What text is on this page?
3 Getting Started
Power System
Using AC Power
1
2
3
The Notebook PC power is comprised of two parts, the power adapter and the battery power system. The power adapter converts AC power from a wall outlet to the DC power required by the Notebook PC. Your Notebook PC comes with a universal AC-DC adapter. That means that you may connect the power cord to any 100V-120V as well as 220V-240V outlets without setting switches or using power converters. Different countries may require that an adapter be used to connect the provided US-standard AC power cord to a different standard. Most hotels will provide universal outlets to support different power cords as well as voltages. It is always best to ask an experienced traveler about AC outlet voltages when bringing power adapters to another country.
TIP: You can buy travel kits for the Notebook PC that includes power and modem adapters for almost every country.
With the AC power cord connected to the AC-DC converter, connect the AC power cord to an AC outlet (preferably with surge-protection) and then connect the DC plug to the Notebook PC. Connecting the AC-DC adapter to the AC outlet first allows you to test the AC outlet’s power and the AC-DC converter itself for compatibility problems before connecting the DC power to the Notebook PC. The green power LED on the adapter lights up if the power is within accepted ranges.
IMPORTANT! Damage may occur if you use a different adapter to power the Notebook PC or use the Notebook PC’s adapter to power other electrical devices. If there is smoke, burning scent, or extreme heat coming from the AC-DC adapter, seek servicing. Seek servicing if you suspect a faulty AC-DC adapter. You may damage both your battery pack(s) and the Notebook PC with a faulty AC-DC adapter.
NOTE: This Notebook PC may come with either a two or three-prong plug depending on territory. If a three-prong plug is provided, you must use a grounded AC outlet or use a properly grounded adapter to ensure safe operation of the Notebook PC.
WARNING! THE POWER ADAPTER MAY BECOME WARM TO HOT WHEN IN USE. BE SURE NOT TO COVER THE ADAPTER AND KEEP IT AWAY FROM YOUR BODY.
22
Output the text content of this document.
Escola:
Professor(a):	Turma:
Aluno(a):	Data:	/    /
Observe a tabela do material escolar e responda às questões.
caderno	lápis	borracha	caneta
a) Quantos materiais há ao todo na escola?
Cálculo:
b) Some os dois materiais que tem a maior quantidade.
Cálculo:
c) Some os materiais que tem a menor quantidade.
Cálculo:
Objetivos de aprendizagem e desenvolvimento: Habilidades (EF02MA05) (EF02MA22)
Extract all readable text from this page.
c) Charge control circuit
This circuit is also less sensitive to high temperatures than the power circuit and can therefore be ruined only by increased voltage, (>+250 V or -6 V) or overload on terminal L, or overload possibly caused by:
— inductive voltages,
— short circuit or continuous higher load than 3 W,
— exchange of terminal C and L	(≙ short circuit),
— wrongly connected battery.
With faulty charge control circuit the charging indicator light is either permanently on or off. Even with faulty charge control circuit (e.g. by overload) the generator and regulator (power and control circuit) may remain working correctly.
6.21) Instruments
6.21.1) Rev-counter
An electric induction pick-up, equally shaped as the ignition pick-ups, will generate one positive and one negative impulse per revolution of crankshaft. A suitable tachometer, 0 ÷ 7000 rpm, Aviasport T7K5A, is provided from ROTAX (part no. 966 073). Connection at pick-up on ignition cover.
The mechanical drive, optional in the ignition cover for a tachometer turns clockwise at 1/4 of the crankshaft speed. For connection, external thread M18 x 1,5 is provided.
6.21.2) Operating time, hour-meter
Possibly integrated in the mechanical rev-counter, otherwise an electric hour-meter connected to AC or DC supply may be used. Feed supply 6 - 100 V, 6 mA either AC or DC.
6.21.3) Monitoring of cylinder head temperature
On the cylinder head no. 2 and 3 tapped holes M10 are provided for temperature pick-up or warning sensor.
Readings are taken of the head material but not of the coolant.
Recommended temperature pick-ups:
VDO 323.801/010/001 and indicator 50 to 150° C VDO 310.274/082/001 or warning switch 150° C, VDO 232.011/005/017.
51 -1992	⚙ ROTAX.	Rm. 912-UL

PROBLEM TO WORK ON
Using the data above, repeat every line exactly.

RESPONSE TO THIS EXERCISE
What text is on this page?
3 Getting Started
Power System
Using AC Power
1
2
3
The Notebook PC power is comprised of two parts, the power adapter and the battery power system. The power adapter converts AC power from a wall outlet to the DC power required by the Notebook PC. Your Notebook PC comes with a universal AC-DC adapter. That means that you may connect the power cord to any 100V-120V as well as 220V-240V outlets without setting switches or using power converters. Different countries may require that an adapter be used to connect the provided US-standard AC power cord to a different standard. Most hotels will provide universal outlets to support different power cords as well as voltages. It is always best to ask an experienced traveler about AC outlet voltages when bringing power adapters to another country.
TIP: You can buy travel kits for the Notebook PC that includes power and modem adapters for almost every country.
With the AC power cord connected to the AC-DC converter, connect the AC power cord to an AC outlet (preferably with surge-protection) and then connect the DC plug to the Notebook PC. Connecting the AC-DC adapter to the AC outlet first allows you to test the AC outlet’s power and the AC-DC converter itself for compatibility problems before connecting the DC power to the Notebook PC. The green power LED on the adapter lights up if the power is within accepted ranges.
IMPORTANT! Damage may occur if you use a different adapter to power the Notebook PC or use the Notebook PC’s adapter to power other electrical devices. If there is smoke, burning scent, or extreme heat coming from the AC-DC adapter, seek servicing. Seek servicing if you suspect a faulty AC-DC adapter. You may damage both your battery pack(s) and the Notebook PC with a faulty AC-DC adapter.
NOTE: This Notebook PC may come with either a two or three-prong plug depending on territory. If a three-prong plug is provided, you must use a grounded AC outlet or use a properly grounded adapter to ensure safe operation of the Notebook PC.
WARNING! THE POWER ADAPTER MAY BECOME WARM TO HOT WHEN IN USE. BE SURE NOT TO COVER THE ADAPTER AND KEEP IT AWAY FROM YOUR BODY.
22
Output the text content of this document.
Escola:
Professor(a):	Turma:
Aluno(a):	Data:	/    /
Observe a tabela do material escolar e responda às questões.
caderno	lápis	borracha	caneta
a) Quantos materiais há ao todo na escola?
Cálculo:
b) Some os dois materiais que tem a maior quantidade.
Cálculo:
c) Some os materiais que tem a menor quantidade.
Cálculo:
Objetivos de aprendizagem e desenvolvimento: Habilidades (EF02MA05) (EF02MA22)
Extract all readable text from this page.
c) Charge control circuit
This circuit is also less sensitive to high temperatures than the power circuit and can therefore be ruined only by increased voltage, (>+250 V or -6 V) or overload on terminal L, or overload possibly caused by:
— inductive voltages,
— short circuit or continuous higher load than 3 W,
— exchange of terminal C and L	(≙ short circuit),
— wrongly connected battery.
With faulty charge control circuit the charging indicator light is either permanently on or off. Even with faulty charge control circuit (e.g. by overload) the generator and regulator (power and control circuit) may remain working correctly.
6.21) Instruments
6.21.1) Rev-counter
An electric induction pick-up, equally shaped as the ignition pick-ups, will generate one positive and one negative impulse per revolution of crankshaft. A suitable tachometer, 0 ÷ 7000 rpm, Aviasport T7K5A, is provided from ROTAX (part no. 966 073). Connection at pick-up on ignition cover.
The mechanical drive, optional in the ignition cover for a tachometer turns clockwise at 1/4 of the crankshaft speed. For connection, external thread M18 x 1,5 is provided.
6.21.2) Operating time, hour-meter
Possibly integrated in the mechanical rev-counter, otherwise an electric hour-meter connected to AC or DC supply may be used. Feed supply 6 - 100 V, 6 mA either AC or DC.
6.21.3) Monitoring of cylinder head temperature
On the cylinder head no. 2 and 3 tapped holes M10 are provided for temperature pick-up or warning sensor.
Readings are taken of the head material but not of the coolant.
Recommended temperature pick-ups:
VDO 323.801/010/001 and indicator 50 to 150° C VDO 310.274/082/001 or warning switch 150° C, VDO 232.011/005/017.
51 -1992	⚙ ROTAX.	Rm. 912-UL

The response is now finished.